Request: Pull out each line of the records holding the string "Scarica".

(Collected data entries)
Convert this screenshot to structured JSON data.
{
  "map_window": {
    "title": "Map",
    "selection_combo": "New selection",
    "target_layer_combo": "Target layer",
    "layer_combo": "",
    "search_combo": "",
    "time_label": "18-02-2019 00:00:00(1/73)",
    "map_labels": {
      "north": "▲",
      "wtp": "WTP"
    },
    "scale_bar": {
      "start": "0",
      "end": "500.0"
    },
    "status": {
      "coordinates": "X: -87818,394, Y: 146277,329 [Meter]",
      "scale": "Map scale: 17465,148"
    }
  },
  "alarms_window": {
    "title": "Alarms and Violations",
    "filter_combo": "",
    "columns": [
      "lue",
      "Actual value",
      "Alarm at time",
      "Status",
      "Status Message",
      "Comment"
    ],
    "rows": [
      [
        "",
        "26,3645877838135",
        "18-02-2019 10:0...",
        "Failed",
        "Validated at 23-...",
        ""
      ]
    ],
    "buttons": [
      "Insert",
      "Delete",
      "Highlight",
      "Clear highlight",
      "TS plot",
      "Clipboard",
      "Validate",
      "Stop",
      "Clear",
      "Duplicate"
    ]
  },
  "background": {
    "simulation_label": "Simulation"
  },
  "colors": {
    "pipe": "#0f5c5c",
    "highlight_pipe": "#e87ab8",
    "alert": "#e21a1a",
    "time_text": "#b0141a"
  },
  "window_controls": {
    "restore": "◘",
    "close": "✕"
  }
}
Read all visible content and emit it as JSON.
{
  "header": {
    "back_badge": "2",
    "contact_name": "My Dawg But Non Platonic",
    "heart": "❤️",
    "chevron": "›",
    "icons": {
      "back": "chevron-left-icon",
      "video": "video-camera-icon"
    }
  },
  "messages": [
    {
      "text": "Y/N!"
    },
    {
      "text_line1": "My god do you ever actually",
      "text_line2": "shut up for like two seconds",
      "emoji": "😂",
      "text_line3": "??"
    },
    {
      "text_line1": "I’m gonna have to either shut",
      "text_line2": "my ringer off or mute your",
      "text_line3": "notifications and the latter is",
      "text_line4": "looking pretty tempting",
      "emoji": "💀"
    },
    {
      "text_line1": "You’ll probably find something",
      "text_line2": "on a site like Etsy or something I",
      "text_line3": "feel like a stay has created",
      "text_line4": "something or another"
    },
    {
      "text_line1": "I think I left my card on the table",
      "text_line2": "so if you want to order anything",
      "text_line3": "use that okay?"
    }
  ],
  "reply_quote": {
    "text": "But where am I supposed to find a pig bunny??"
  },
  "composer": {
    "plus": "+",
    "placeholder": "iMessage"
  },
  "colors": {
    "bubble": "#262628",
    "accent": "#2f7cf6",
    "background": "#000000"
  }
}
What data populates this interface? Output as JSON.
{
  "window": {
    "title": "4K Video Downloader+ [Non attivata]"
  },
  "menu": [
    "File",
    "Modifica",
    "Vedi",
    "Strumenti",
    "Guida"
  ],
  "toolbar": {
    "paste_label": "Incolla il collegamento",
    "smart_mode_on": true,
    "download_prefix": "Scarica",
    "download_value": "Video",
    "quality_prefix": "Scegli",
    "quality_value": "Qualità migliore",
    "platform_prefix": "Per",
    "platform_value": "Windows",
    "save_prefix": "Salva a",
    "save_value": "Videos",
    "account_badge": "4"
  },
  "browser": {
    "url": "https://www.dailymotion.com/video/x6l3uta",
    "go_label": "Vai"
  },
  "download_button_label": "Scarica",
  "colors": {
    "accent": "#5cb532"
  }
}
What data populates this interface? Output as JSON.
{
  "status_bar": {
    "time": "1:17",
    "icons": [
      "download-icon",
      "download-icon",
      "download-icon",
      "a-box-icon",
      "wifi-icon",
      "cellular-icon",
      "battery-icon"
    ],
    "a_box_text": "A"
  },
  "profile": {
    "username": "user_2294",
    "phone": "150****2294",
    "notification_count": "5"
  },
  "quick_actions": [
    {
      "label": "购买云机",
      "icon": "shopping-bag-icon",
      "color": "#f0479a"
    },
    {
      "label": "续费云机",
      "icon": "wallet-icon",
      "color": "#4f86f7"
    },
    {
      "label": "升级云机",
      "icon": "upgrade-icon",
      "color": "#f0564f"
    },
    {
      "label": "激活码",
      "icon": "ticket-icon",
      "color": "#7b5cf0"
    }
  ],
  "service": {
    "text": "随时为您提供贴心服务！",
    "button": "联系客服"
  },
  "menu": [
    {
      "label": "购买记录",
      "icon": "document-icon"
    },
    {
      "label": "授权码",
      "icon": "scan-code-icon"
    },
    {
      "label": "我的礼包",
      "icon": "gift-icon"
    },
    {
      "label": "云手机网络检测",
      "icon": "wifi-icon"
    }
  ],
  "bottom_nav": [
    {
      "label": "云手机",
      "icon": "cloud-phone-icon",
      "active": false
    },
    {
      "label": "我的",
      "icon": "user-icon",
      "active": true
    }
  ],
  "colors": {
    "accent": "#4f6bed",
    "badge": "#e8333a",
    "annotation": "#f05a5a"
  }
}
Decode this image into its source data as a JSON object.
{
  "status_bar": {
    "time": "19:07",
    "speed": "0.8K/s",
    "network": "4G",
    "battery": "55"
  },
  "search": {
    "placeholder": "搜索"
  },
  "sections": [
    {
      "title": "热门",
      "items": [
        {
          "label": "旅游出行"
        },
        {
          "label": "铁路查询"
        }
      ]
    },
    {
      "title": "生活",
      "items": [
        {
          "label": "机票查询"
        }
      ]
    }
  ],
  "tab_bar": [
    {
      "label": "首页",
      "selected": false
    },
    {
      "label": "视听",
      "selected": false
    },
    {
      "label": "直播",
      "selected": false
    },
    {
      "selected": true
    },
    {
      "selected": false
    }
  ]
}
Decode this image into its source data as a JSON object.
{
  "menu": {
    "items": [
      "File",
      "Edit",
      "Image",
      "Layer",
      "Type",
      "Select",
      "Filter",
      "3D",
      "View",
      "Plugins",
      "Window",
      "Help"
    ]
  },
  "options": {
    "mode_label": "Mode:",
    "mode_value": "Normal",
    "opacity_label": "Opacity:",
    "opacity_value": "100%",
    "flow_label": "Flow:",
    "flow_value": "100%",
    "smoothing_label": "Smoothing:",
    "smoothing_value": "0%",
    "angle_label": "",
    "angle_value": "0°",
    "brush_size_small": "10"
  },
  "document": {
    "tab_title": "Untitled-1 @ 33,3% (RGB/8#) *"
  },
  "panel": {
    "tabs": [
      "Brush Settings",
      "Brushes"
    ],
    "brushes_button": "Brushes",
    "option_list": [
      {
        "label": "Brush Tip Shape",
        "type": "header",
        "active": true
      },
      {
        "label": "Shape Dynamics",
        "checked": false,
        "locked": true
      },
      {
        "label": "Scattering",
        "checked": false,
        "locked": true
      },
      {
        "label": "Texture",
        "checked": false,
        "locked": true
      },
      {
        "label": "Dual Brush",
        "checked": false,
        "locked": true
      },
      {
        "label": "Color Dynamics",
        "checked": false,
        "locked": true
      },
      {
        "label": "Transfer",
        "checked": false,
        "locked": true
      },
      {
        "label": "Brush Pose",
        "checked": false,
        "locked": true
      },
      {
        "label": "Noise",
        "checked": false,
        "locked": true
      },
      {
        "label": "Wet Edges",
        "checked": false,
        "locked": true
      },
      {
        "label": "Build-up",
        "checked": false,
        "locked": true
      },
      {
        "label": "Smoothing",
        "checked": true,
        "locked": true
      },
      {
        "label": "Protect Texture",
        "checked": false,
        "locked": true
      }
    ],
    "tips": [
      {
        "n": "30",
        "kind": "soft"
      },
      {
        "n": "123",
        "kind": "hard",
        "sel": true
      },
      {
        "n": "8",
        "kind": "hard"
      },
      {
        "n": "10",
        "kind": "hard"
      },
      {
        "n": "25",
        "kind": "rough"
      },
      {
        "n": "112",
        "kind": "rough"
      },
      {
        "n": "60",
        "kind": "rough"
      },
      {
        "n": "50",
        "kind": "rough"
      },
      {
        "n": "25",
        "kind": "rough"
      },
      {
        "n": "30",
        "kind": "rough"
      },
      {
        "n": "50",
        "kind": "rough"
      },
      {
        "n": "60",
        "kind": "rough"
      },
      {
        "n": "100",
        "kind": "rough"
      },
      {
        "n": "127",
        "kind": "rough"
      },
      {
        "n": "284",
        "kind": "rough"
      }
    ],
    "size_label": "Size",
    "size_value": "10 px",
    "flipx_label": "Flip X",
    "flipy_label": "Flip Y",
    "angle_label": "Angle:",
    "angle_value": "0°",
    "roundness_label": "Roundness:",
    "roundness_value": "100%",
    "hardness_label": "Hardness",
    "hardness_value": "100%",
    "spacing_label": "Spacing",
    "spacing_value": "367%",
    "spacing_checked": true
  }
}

Finished exercise:
    "download_prefix": "Scarica",
  "download_button_label": "Scarica",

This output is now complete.